→ AIM
Return all the data below as it stands, minus the pictures.

→ LISTED ENTRIES
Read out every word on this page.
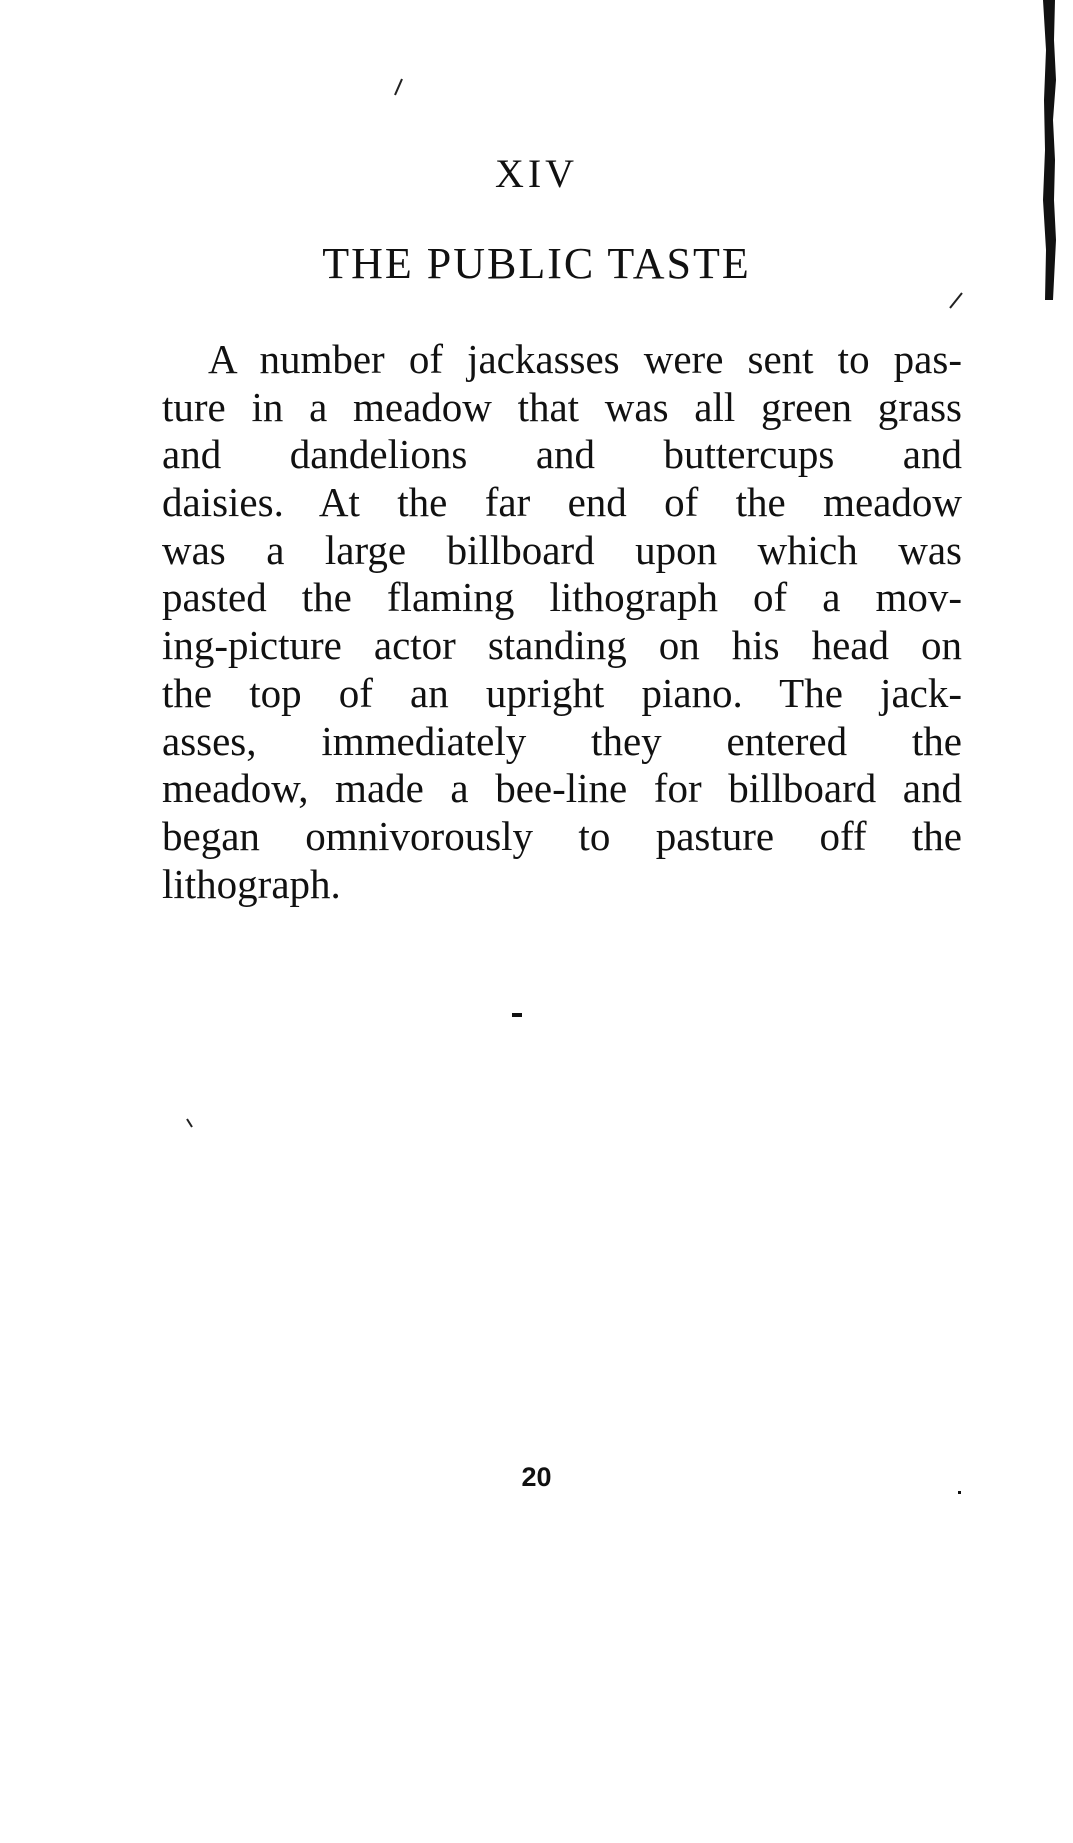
XIV
THE PUBLIC TASTE
A number of jackasses were sent to pas-
ture in a meadow that was all green grass
and dandelions and buttercups and
daisies. At the far end of the meadow
was a large billboard upon which was
pasted the flaming lithograph of a mov-
ing-picture actor standing on his head on
the top of an upright piano. The jack-
asses, immediately they entered the
meadow, made a bee-line for billboard and
began omnivorously to pasture off the
lithograph.
20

→ WRITTEN RESPONSE
Read out every word on this page.
XIV
THE PUBLIC TASTE
A number of jackasses were sent to pas-
ture in a meadow that was all green grass
and dandelions and buttercups and
daisies. At the far end of the meadow
was a large billboard upon which was
pasted the flaming lithograph of a mov-
ing-picture actor standing on his head on
the top of an upright piano. The jack-
asses, immediately they entered the
meadow, made a bee-line for billboard and
began omnivorously to pasture off the
lithograph.
20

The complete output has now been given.